What to work on >> All records should be reproduced verbatim.
*-*-*
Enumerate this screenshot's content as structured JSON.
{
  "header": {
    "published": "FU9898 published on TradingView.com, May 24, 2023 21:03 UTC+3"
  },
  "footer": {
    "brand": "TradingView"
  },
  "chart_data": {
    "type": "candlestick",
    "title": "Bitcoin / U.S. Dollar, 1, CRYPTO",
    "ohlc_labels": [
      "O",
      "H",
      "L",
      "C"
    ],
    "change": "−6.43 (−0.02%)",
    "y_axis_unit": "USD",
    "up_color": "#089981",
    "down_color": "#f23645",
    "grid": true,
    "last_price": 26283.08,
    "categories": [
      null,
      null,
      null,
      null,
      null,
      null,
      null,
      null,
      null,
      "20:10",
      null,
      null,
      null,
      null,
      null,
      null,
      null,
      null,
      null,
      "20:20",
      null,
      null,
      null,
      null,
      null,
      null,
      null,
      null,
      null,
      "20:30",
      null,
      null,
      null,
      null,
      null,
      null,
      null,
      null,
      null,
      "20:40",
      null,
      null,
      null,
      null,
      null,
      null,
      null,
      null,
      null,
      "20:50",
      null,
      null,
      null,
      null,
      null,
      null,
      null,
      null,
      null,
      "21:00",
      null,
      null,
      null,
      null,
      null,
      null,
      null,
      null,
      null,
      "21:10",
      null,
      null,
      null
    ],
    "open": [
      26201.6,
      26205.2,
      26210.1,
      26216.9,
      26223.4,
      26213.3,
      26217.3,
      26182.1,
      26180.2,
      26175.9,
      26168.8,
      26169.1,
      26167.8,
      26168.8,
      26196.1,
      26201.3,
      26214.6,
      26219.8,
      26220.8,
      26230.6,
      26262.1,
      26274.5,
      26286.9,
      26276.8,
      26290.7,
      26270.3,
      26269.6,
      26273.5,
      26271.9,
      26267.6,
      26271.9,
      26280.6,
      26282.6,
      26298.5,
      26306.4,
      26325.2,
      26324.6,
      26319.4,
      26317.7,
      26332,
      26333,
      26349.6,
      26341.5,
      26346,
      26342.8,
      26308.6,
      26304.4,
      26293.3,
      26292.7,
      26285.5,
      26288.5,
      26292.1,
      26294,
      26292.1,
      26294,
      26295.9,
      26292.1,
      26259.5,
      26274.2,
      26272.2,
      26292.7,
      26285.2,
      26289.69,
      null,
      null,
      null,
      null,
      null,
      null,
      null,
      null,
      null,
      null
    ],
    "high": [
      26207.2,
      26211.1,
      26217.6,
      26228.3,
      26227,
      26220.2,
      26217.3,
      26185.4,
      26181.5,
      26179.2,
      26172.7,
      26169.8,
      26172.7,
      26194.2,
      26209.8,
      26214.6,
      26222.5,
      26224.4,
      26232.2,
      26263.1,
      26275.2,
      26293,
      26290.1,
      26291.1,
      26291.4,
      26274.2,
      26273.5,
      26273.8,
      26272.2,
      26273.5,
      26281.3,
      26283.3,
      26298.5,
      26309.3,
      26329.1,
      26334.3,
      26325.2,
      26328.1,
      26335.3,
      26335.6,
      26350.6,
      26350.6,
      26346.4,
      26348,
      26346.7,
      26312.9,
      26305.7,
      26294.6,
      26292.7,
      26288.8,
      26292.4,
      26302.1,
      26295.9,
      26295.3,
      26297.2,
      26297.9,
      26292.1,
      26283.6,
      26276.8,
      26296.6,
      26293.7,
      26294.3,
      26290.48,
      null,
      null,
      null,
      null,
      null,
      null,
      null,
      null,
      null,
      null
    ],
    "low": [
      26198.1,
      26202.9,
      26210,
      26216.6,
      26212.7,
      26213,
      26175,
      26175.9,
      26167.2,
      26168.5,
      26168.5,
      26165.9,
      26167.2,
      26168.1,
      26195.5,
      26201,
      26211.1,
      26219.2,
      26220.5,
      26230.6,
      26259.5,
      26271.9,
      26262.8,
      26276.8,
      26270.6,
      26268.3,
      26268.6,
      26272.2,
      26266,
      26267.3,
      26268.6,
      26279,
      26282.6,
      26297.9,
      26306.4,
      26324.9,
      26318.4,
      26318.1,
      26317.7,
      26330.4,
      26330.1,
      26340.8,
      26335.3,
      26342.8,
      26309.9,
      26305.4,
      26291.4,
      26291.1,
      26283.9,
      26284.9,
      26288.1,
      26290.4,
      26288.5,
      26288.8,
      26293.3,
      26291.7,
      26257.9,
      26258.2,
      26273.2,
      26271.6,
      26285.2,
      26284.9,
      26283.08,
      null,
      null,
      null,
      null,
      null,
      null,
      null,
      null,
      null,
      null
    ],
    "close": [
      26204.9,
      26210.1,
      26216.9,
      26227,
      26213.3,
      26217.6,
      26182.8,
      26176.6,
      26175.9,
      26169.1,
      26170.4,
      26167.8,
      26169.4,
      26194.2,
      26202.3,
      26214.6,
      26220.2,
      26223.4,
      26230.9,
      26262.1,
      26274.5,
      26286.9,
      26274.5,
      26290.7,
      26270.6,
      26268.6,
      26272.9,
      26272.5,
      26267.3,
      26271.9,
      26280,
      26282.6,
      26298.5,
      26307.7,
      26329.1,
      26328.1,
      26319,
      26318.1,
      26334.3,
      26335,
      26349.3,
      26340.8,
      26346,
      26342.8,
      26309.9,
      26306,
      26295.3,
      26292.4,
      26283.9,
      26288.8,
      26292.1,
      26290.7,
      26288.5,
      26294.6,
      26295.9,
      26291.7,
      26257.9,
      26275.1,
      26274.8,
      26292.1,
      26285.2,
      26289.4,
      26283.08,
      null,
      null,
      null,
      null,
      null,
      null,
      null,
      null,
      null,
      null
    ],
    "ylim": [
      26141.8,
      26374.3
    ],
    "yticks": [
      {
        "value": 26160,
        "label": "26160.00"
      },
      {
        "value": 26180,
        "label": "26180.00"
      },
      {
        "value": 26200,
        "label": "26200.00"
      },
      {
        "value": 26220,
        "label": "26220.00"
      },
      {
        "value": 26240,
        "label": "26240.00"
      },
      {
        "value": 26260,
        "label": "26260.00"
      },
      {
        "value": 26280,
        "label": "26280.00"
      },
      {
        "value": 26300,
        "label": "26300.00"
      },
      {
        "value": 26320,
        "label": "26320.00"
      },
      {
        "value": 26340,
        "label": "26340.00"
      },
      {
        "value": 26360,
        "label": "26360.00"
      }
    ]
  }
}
*-*-*
Answer to this task >>
Enumerate this screenshot's content as structured JSON.
{
  "header": {
    "published": "FU9898 published on TradingView.com, May 24, 2023 21:03 UTC+3"
  },
  "footer": {
    "brand": "TradingView"
  },
  "chart_data": {
    "type": "candlestick",
    "title": "Bitcoin / U.S. Dollar, 1, CRYPTO",
    "ohlc_labels": [
      "O",
      "H",
      "L",
      "C"
    ],
    "change": "−6.43 (−0.02%)",
    "y_axis_unit": "USD",
    "up_color": "#089981",
    "down_color": "#f23645",
    "grid": true,
    "last_price": 26283.08,
    "categories": [
      null,
      null,
      null,
      null,
      null,
      null,
      null,
      null,
      null,
      "20:10",
      null,
      null,
      null,
      null,
      null,
      null,
      null,
      null,
      null,
      "20:20",
      null,
      null,
      null,
      null,
      null,
      null,
      null,
      null,
      null,
      "20:30",
      null,
      null,
      null,
      null,
      null,
      null,
      null,
      null,
      null,
      "20:40",
      null,
      null,
      null,
      null,
      null,
      null,
      null,
      null,
      null,
      "20:50",
      null,
      null,
      null,
      null,
      null,
      null,
      null,
      null,
      null,
      "21:00",
      null,
      null,
      null,
      null,
      null,
      null,
      null,
      null,
      null,
      "21:10",
      null,
      null,
      null
    ],
    "open": [
      26201.6,
      26205.2,
      26210.1,
      26216.9,
      26223.4,
      26213.3,
      26217.3,
      26182.1,
      26180.2,
      26175.9,
      26168.8,
      26169.1,
      26167.8,
      26168.8,
      26196.1,
      26201.3,
      26214.6,
      26219.8,
      26220.8,
      26230.6,
      26262.1,
      26274.5,
      26286.9,
      26276.8,
      26290.7,
      26270.3,
      26269.6,
      26273.5,
      26271.9,
      26267.6,
      26271.9,
      26280.6,
      26282.6,
      26298.5,
      26306.4,
      26325.2,
      26324.6,
      26319.4,
      26317.7,
      26332,
      26333,
      26349.6,
      26341.5,
      26346,
      26342.8,
      26308.6,
      26304.4,
      26293.3,
      26292.7,
      26285.5,
      26288.5,
      26292.1,
      26294,
      26292.1,
      26294,
      26295.9,
      26292.1,
      26259.5,
      26274.2,
      26272.2,
      26292.7,
      26285.2,
      26289.69,
      null,
      null,
      null,
      null,
      null,
      null,
      null,
      null,
      null,
      null
    ],
    "high": [
      26207.2,
      26211.1,
      26217.6,
      26228.3,
      26227,
      26220.2,
      26217.3,
      26185.4,
      26181.5,
      26179.2,
      26172.7,
      26169.8,
      26172.7,
      26194.2,
      26209.8,
      26214.6,
      26222.5,
      26224.4,
      26232.2,
      26263.1,
      26275.2,
      26293,
      26290.1,
      26291.1,
      26291.4,
      26274.2,
      26273.5,
      26273.8,
      26272.2,
      26273.5,
      26281.3,
      26283.3,
      26298.5,
      26309.3,
      26329.1,
      26334.3,
      26325.2,
      26328.1,
      26335.3,
      26335.6,
      26350.6,
      26350.6,
      26346.4,
      26348,
      26346.7,
      26312.9,
      26305.7,
      26294.6,
      26292.7,
      26288.8,
      26292.4,
      26302.1,
      26295.9,
      26295.3,
      26297.2,
      26297.9,
      26292.1,
      26283.6,
      26276.8,
      26296.6,
      26293.7,
      26294.3,
      26290.48,
      null,
      null,
      null,
      null,
      null,
      null,
      null,
      null,
      null,
      null
    ],
    "low": [
      26198.1,
      26202.9,
      26210,
      26216.6,
      26212.7,
      26213,
      26175,
      26175.9,
      26167.2,
      26168.5,
      26168.5,
      26165.9,
      26167.2,
      26168.1,
      26195.5,
      26201,
      26211.1,
      26219.2,
      26220.5,
      26230.6,
      26259.5,
      26271.9,
      26262.8,
      26276.8,
      26270.6,
      26268.3,
      26268.6,
      26272.2,
      26266,
      26267.3,
      26268.6,
      26279,
      26282.6,
      26297.9,
      26306.4,
      26324.9,
      26318.4,
      26318.1,
      26317.7,
      26330.4,
      26330.1,
      26340.8,
      26335.3,
      26342.8,
      26309.9,
      26305.4,
      26291.4,
      26291.1,
      26283.9,
      26284.9,
      26288.1,
      26290.4,
      26288.5,
      26288.8,
      26293.3,
      26291.7,
      26257.9,
      26258.2,
      26273.2,
      26271.6,
      26285.2,
      26284.9,
      26283.08,
      null,
      null,
      null,
      null,
      null,
      null,
      null,
      null,
      null,
      null
    ],
    "close": [
      26204.9,
      26210.1,
      26216.9,
      26227,
      26213.3,
      26217.6,
      26182.8,
      26176.6,
      26175.9,
      26169.1,
      26170.4,
      26167.8,
      26169.4,
      26194.2,
      26202.3,
      26214.6,
      26220.2,
      26223.4,
      26230.9,
      26262.1,
      26274.5,
      26286.9,
      26274.5,
      26290.7,
      26270.6,
      26268.6,
      26272.9,
      26272.5,
      26267.3,
      26271.9,
      26280,
      26282.6,
      26298.5,
      26307.7,
      26329.1,
      26328.1,
      26319,
      26318.1,
      26334.3,
      26335,
      26349.3,
      26340.8,
      26346,
      26342.8,
      26309.9,
      26306,
      26295.3,
      26292.4,
      26283.9,
      26288.8,
      26292.1,
      26290.7,
      26288.5,
      26294.6,
      26295.9,
      26291.7,
      26257.9,
      26275.1,
      26274.8,
      26292.1,
      26285.2,
      26289.4,
      26283.08,
      null,
      null,
      null,
      null,
      null,
      null,
      null,
      null,
      null,
      null
    ],
    "ylim": [
      26141.8,
      26374.3
    ],
    "yticks": [
      {
        "value": 26160,
        "label": "26160.00"
      },
      {
        "value": 26180,
        "label": "26180.00"
      },
      {
        "value": 26200,
        "label": "26200.00"
      },
      {
        "value": 26220,
        "label": "26220.00"
      },
      {
        "value": 26240,
        "label": "26240.00"
      },
      {
        "value": 26260,
        "label": "26260.00"
      },
      {
        "value": 26280,
        "label": "26280.00"
      },
      {
        "value": 26300,
        "label": "26300.00"
      },
      {
        "value": 26320,
        "label": "26320.00"
      },
      {
        "value": 26340,
        "label": "26340.00"
      },
      {
        "value": 26360,
        "label": "26360.00"
      }
    ]
  }
}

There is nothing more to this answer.